§ **Exercise material**
—————

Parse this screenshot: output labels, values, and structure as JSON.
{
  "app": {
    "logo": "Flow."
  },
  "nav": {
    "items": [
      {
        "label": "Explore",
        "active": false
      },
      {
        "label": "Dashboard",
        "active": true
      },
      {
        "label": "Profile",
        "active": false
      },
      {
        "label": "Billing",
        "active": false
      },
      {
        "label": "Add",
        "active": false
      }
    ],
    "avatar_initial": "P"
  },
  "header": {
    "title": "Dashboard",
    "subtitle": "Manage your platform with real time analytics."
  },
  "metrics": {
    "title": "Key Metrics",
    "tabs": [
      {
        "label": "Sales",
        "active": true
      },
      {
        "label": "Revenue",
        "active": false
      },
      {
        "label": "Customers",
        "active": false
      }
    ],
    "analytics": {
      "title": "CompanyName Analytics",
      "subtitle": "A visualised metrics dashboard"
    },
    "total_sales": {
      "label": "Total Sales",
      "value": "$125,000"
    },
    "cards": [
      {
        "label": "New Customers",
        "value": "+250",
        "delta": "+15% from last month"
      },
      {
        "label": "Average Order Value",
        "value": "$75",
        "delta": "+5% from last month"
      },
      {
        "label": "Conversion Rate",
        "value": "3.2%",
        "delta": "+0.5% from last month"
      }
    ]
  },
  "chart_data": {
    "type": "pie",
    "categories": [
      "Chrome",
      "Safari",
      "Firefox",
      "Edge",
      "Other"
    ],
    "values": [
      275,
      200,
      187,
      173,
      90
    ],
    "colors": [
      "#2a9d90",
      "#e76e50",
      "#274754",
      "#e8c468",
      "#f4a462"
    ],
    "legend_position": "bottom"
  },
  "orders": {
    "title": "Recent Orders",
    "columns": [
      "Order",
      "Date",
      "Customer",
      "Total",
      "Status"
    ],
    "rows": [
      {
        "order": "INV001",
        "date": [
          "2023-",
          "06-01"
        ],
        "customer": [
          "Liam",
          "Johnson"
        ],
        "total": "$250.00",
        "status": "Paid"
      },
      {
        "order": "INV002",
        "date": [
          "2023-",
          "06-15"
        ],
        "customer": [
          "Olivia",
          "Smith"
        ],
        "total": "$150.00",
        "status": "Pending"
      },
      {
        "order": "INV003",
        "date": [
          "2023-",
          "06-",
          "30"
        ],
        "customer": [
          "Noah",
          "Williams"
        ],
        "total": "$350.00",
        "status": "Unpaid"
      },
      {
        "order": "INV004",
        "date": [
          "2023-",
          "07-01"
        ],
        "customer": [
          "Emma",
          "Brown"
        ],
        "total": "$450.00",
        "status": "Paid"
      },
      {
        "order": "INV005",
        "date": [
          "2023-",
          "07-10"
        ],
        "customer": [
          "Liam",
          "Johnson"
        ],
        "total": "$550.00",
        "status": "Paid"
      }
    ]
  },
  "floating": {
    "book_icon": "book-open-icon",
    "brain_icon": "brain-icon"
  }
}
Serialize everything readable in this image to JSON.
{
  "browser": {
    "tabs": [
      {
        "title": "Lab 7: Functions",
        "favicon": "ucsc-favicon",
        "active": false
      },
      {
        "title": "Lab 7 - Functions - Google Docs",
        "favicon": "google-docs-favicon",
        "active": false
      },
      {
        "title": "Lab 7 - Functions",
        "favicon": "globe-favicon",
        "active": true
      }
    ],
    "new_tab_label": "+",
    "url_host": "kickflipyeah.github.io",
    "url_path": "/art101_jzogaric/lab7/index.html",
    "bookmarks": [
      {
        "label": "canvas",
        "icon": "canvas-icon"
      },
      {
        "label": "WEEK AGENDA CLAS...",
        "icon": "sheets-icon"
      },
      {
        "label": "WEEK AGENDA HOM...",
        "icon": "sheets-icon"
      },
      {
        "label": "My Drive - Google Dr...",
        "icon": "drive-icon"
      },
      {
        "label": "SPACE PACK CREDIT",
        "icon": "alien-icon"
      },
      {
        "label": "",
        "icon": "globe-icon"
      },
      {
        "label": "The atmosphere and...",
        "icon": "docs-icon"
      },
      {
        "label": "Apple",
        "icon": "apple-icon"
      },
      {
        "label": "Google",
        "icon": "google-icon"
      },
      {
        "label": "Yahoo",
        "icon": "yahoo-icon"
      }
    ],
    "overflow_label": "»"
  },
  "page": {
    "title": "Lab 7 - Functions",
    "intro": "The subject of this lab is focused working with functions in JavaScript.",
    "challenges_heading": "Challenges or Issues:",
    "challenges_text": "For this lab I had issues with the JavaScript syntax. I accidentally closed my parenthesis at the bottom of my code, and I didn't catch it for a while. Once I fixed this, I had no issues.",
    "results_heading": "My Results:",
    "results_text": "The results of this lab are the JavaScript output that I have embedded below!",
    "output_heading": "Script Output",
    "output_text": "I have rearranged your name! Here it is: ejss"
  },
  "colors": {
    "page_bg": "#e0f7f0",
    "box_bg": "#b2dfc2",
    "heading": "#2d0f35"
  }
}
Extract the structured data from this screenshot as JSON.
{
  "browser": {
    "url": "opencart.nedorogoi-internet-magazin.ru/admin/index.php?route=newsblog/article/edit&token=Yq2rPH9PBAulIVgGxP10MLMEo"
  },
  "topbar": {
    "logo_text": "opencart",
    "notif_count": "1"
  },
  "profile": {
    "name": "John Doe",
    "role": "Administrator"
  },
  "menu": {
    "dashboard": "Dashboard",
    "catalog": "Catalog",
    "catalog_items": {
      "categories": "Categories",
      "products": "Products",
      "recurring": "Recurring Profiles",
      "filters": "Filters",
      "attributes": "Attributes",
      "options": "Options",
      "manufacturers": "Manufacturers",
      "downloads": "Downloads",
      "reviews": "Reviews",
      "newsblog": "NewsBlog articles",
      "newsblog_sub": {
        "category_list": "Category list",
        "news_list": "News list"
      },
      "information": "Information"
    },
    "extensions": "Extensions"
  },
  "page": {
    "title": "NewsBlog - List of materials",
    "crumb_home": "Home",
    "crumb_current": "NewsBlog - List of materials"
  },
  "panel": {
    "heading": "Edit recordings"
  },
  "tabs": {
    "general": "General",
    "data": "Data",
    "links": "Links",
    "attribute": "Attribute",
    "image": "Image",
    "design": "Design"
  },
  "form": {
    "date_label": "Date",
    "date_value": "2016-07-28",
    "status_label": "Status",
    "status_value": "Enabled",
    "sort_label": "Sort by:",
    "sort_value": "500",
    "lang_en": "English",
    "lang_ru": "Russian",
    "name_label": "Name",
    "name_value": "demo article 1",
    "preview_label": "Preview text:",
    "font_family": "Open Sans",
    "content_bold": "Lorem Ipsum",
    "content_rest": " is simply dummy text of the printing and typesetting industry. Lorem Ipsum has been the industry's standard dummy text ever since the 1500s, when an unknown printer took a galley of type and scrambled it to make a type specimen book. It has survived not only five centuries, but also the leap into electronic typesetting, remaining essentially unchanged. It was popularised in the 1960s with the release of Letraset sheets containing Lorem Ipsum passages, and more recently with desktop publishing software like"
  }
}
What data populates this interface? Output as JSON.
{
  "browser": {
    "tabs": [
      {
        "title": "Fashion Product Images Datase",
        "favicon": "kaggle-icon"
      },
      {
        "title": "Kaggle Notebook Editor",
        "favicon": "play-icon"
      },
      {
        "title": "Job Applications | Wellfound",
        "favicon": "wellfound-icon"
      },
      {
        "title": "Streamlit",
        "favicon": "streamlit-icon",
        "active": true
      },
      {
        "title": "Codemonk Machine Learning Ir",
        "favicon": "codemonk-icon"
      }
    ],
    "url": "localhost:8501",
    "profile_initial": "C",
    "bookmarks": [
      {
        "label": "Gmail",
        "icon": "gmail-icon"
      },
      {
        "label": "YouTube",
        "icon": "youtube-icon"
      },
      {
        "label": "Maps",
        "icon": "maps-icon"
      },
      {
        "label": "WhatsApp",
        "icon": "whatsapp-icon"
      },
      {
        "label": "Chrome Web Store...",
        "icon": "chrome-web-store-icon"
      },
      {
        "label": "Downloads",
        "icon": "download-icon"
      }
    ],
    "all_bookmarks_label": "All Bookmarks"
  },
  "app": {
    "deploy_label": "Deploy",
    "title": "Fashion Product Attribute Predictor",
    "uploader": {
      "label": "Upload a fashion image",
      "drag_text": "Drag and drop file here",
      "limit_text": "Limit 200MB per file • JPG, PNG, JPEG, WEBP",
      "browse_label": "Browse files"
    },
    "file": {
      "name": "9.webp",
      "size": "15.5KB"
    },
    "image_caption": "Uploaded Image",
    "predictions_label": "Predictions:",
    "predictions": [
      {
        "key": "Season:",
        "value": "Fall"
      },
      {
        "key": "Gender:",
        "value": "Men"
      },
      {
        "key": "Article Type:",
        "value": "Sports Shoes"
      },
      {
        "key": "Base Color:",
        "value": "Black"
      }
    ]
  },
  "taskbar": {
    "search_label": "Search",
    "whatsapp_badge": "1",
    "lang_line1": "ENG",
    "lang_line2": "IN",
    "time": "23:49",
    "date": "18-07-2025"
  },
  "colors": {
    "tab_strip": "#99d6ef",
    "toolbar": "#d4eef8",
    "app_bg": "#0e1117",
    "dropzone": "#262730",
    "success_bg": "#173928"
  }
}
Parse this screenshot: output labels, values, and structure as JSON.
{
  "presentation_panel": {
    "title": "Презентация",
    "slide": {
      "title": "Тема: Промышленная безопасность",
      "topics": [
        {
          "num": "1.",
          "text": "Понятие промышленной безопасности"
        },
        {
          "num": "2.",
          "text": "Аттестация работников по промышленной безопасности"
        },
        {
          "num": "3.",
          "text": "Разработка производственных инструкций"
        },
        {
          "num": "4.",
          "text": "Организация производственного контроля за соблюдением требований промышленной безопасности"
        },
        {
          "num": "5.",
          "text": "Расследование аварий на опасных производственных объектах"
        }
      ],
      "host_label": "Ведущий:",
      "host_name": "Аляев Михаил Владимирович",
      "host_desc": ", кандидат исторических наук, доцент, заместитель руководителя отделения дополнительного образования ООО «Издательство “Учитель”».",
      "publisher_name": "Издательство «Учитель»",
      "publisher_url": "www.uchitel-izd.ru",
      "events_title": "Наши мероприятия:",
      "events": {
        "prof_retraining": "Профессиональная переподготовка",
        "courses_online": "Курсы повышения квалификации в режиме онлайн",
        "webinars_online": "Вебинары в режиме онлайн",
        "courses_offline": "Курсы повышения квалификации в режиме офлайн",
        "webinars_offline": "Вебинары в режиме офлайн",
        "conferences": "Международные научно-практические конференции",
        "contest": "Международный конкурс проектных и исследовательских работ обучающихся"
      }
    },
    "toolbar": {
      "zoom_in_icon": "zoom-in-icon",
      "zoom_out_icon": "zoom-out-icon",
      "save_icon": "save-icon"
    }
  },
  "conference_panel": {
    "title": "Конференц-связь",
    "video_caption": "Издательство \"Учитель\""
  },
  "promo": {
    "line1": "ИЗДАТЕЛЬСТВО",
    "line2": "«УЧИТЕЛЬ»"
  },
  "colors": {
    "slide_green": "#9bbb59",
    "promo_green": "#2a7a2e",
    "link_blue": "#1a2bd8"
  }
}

—————

Count every line in the data where the string "this" occurs. Give nothing except the number.

§ **Answer to the problem**
8